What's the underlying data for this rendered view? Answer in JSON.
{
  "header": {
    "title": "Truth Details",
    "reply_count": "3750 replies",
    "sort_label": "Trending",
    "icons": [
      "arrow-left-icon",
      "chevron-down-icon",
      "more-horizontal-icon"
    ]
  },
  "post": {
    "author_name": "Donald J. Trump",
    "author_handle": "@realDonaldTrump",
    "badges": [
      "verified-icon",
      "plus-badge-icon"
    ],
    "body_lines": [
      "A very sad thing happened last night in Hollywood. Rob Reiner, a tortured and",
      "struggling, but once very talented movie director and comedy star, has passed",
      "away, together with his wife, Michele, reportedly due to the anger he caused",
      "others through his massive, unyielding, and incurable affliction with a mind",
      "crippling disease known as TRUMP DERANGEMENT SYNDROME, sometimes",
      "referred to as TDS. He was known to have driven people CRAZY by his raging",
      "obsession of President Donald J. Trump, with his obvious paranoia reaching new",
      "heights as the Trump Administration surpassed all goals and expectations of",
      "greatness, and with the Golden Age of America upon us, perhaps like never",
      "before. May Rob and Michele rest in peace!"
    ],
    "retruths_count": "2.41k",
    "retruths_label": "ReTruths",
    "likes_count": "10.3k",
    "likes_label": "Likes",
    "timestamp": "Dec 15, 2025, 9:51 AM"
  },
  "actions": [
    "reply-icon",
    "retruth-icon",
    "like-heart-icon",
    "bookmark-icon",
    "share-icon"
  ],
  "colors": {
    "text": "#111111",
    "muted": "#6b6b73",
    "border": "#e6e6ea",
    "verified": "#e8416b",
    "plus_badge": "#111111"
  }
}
****
Retype the whole listing, matching it exactly.

Final result
What's the underlying data for this rendered view? Answer in JSON.
{
  "header": {
    "title": "Truth Details",
    "reply_count": "3750 replies",
    "sort_label": "Trending",
    "icons": [
      "arrow-left-icon",
      "chevron-down-icon",
      "more-horizontal-icon"
    ]
  },
  "post": {
    "author_name": "Donald J. Trump",
    "author_handle": "@realDonaldTrump",
    "badges": [
      "verified-icon",
      "plus-badge-icon"
    ],
    "body_lines": [
      "A very sad thing happened last night in Hollywood. Rob Reiner, a tortured and",
      "struggling, but once very talented movie director and comedy star, has passed",
      "away, together with his wife, Michele, reportedly due to the anger he caused",
      "others through his massive, unyielding, and incurable affliction with a mind",
      "crippling disease known as TRUMP DERANGEMENT SYNDROME, sometimes",
      "referred to as TDS. He was known to have driven people CRAZY by his raging",
      "obsession of President Donald J. Trump, with his obvious paranoia reaching new",
      "heights as the Trump Administration surpassed all goals and expectations of",
      "greatness, and with the Golden Age of America upon us, perhaps like never",
      "before. May Rob and Michele rest in peace!"
    ],
    "retruths_count": "2.41k",
    "retruths_label": "ReTruths",
    "likes_count": "10.3k",
    "likes_label": "Likes",
    "timestamp": "Dec 15, 2025, 9:51 AM"
  },
  "actions": [
    "reply-icon",
    "retruth-icon",
    "like-heart-icon",
    "bookmark-icon",
    "share-icon"
  ],
  "colors": {
    "text": "#111111",
    "muted": "#6b6b73",
    "border": "#e6e6ea",
    "verified": "#e8416b",
    "plus_badge": "#111111"
  }
}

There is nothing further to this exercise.